— Begin —

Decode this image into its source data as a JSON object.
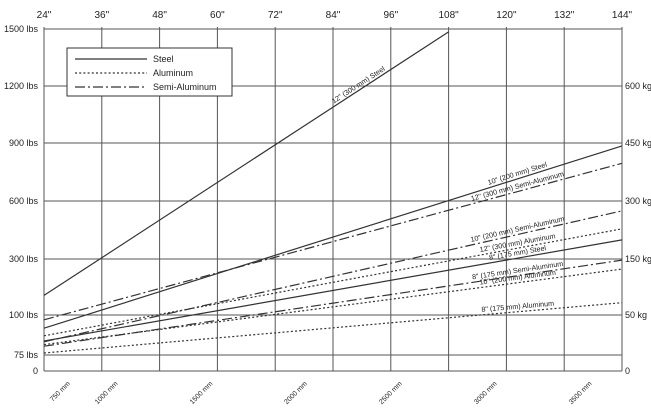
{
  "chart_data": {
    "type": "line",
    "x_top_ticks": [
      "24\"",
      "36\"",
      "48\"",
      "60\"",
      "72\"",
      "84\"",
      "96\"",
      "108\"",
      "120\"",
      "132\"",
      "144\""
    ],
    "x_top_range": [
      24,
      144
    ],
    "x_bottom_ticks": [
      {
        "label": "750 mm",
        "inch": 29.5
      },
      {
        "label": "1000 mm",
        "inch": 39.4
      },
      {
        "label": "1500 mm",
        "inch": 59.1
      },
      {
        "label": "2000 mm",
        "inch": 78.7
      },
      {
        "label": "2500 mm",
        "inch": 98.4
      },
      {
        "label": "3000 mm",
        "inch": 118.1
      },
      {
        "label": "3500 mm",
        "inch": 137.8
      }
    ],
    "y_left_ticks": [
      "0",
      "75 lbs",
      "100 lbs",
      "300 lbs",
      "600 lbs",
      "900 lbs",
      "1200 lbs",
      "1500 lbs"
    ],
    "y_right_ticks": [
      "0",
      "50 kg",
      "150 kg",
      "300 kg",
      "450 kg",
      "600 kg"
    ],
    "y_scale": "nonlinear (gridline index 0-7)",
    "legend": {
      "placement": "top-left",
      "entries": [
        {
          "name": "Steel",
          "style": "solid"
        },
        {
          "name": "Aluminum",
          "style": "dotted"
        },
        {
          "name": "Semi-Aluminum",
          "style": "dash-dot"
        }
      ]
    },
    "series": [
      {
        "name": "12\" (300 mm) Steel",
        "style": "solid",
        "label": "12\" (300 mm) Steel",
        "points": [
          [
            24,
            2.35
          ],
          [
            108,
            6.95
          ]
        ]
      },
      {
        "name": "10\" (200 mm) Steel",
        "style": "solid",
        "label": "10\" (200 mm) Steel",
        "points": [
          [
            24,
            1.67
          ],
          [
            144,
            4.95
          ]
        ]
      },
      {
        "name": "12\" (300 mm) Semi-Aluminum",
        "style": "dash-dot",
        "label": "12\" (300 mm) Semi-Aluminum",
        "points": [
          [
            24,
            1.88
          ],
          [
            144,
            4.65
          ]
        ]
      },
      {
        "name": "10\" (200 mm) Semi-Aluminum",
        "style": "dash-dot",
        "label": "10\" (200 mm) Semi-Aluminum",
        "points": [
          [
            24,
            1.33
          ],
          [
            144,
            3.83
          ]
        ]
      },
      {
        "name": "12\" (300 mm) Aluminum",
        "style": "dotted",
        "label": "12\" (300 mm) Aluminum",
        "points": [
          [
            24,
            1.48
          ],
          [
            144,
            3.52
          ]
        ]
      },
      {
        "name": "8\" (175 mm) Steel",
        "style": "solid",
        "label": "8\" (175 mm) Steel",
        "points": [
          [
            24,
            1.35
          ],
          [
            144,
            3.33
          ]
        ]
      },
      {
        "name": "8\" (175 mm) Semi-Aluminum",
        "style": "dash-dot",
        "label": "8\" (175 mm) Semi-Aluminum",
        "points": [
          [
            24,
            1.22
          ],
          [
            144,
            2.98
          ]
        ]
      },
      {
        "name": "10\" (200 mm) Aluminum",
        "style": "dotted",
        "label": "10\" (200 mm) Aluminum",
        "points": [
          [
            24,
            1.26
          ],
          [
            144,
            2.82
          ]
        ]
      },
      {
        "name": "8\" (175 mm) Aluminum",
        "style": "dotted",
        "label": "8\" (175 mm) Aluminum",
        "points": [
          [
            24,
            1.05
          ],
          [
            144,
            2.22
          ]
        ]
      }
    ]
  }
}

— End —

[PROBLEM TO SOLVE]:
Repeat the records above exactly, leaving out the pictures.

[THE COMPLETED TASK]:
Decode this image into its source data as a JSON object.
{
  "chart_data": {
    "type": "line",
    "x_top_ticks": [
      "24\"",
      "36\"",
      "48\"",
      "60\"",
      "72\"",
      "84\"",
      "96\"",
      "108\"",
      "120\"",
      "132\"",
      "144\""
    ],
    "x_top_range": [
      24,
      144
    ],
    "x_bottom_ticks": [
      {
        "label": "750 mm",
        "inch": 29.5
      },
      {
        "label": "1000 mm",
        "inch": 39.4
      },
      {
        "label": "1500 mm",
        "inch": 59.1
      },
      {
        "label": "2000 mm",
        "inch": 78.7
      },
      {
        "label": "2500 mm",
        "inch": 98.4
      },
      {
        "label": "3000 mm",
        "inch": 118.1
      },
      {
        "label": "3500 mm",
        "inch": 137.8
      }
    ],
    "y_left_ticks": [
      "0",
      "75 lbs",
      "100 lbs",
      "300 lbs",
      "600 lbs",
      "900 lbs",
      "1200 lbs",
      "1500 lbs"
    ],
    "y_right_ticks": [
      "0",
      "50 kg",
      "150 kg",
      "300 kg",
      "450 kg",
      "600 kg"
    ],
    "y_scale": "nonlinear (gridline index 0-7)",
    "legend": {
      "placement": "top-left",
      "entries": [
        {
          "name": "Steel",
          "style": "solid"
        },
        {
          "name": "Aluminum",
          "style": "dotted"
        },
        {
          "name": "Semi-Aluminum",
          "style": "dash-dot"
        }
      ]
    },
    "series": [
      {
        "name": "12\" (300 mm) Steel",
        "style": "solid",
        "label": "12\" (300 mm) Steel",
        "points": [
          [
            24,
            2.35
          ],
          [
            108,
            6.95
          ]
        ]
      },
      {
        "name": "10\" (200 mm) Steel",
        "style": "solid",
        "label": "10\" (200 mm) Steel",
        "points": [
          [
            24,
            1.67
          ],
          [
            144,
            4.95
          ]
        ]
      },
      {
        "name": "12\" (300 mm) Semi-Aluminum",
        "style": "dash-dot",
        "label": "12\" (300 mm) Semi-Aluminum",
        "points": [
          [
            24,
            1.88
          ],
          [
            144,
            4.65
          ]
        ]
      },
      {
        "name": "10\" (200 mm) Semi-Aluminum",
        "style": "dash-dot",
        "label": "10\" (200 mm) Semi-Aluminum",
        "points": [
          [
            24,
            1.33
          ],
          [
            144,
            3.83
          ]
        ]
      },
      {
        "name": "12\" (300 mm) Aluminum",
        "style": "dotted",
        "label": "12\" (300 mm) Aluminum",
        "points": [
          [
            24,
            1.48
          ],
          [
            144,
            3.52
          ]
        ]
      },
      {
        "name": "8\" (175 mm) Steel",
        "style": "solid",
        "label": "8\" (175 mm) Steel",
        "points": [
          [
            24,
            1.35
          ],
          [
            144,
            3.33
          ]
        ]
      },
      {
        "name": "8\" (175 mm) Semi-Aluminum",
        "style": "dash-dot",
        "label": "8\" (175 mm) Semi-Aluminum",
        "points": [
          [
            24,
            1.22
          ],
          [
            144,
            2.98
          ]
        ]
      },
      {
        "name": "10\" (200 mm) Aluminum",
        "style": "dotted",
        "label": "10\" (200 mm) Aluminum",
        "points": [
          [
            24,
            1.26
          ],
          [
            144,
            2.82
          ]
        ]
      },
      {
        "name": "8\" (175 mm) Aluminum",
        "style": "dotted",
        "label": "8\" (175 mm) Aluminum",
        "points": [
          [
            24,
            1.05
          ],
          [
            144,
            2.22
          ]
        ]
      }
    ]
  }
}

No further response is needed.